Return all of the lines below exactly as they are.
***
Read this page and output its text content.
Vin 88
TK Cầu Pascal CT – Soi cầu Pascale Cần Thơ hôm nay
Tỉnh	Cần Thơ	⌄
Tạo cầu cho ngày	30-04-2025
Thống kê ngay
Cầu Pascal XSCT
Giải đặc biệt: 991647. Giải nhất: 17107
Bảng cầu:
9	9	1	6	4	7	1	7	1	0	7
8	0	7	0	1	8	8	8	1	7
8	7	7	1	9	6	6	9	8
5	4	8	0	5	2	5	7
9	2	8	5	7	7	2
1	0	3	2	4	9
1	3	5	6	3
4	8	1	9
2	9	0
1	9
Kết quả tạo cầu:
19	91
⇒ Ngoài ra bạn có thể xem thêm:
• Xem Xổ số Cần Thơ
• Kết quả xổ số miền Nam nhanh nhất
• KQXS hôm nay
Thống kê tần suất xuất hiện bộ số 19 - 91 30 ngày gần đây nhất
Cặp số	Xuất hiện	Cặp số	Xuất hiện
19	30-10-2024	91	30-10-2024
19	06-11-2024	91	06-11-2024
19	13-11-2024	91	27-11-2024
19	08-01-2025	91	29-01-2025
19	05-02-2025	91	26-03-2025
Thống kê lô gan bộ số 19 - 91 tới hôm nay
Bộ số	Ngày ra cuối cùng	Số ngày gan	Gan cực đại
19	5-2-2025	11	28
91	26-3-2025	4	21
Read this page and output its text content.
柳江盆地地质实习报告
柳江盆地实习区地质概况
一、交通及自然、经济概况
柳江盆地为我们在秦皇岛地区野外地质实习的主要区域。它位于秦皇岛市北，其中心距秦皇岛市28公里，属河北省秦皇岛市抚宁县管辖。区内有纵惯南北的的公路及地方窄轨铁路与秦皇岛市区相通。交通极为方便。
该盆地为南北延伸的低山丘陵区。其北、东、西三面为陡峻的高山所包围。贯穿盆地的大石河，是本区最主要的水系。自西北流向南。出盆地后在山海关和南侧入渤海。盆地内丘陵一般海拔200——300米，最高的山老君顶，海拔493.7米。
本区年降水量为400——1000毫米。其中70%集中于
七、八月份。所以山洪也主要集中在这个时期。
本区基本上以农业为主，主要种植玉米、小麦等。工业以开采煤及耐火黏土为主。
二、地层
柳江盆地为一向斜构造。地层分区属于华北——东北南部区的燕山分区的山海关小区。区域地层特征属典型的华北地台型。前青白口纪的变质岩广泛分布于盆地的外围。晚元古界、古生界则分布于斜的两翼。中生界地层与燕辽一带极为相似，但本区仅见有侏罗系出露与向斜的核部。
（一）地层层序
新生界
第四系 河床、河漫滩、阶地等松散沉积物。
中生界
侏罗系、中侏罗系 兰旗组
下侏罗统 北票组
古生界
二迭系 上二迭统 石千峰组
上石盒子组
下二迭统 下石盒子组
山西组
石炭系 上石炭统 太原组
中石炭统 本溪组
***
RESULT FOR THIS EXERCISE:
Read this page and output its text content.
Vin 88
TK Cầu Pascal CT – Soi cầu Pascale Cần Thơ hôm nay
Tỉnh	Cần Thơ	⌄
Tạo cầu cho ngày	30-04-2025
Thống kê ngay
Cầu Pascal XSCT
Giải đặc biệt: 991647. Giải nhất: 17107
Bảng cầu:
9	9	1	6	4	7	1	7	1	0	7
8	0	7	0	1	8	8	8	1	7
8	7	7	1	9	6	6	9	8
5	4	8	0	5	2	5	7
9	2	8	5	7	7	2
1	0	3	2	4	9
1	3	5	6	3
4	8	1	9
2	9	0
1	9
Kết quả tạo cầu:
19	91
⇒ Ngoài ra bạn có thể xem thêm:
• Xem Xổ số Cần Thơ
• Kết quả xổ số miền Nam nhanh nhất
• KQXS hôm nay
Thống kê tần suất xuất hiện bộ số 19 - 91 30 ngày gần đây nhất
Cặp số	Xuất hiện	Cặp số	Xuất hiện
19	30-10-2024	91	30-10-2024
19	06-11-2024	91	06-11-2024
19	13-11-2024	91	27-11-2024
19	08-01-2025	91	29-01-2025
19	05-02-2025	91	26-03-2025
Thống kê lô gan bộ số 19 - 91 tới hôm nay
Bộ số	Ngày ra cuối cùng	Số ngày gan	Gan cực đại
19	5-2-2025	11	28
91	26-3-2025	4	21
Read this page and output its text content.
柳江盆地地质实习报告
柳江盆地实习区地质概况
一、交通及自然、经济概况
柳江盆地为我们在秦皇岛地区野外地质实习的主要区域。它位于秦皇岛市北，其中心距秦皇岛市28公里，属河北省秦皇岛市抚宁县管辖。区内有纵惯南北的的公路及地方窄轨铁路与秦皇岛市区相通。交通极为方便。
该盆地为南北延伸的低山丘陵区。其北、东、西三面为陡峻的高山所包围。贯穿盆地的大石河，是本区最主要的水系。自西北流向南。出盆地后在山海关和南侧入渤海。盆地内丘陵一般海拔200——300米，最高的山老君顶，海拔493.7米。
本区年降水量为400——1000毫米。其中70%集中于
七、八月份。所以山洪也主要集中在这个时期。
本区基本上以农业为主，主要种植玉米、小麦等。工业以开采煤及耐火黏土为主。
二、地层
柳江盆地为一向斜构造。地层分区属于华北——东北南部区的燕山分区的山海关小区。区域地层特征属典型的华北地台型。前青白口纪的变质岩广泛分布于盆地的外围。晚元古界、古生界则分布于斜的两翼。中生界地层与燕辽一带极为相似，但本区仅见有侏罗系出露与向斜的核部。
（一）地层层序
新生界
第四系 河床、河漫滩、阶地等松散沉积物。
中生界
侏罗系、中侏罗系 兰旗组
下侏罗统 北票组
古生界
二迭系 上二迭统 石千峰组
上石盒子组
下二迭统 下石盒子组
山西组
石炭系 上石炭统 太原组
中石炭统 本溪组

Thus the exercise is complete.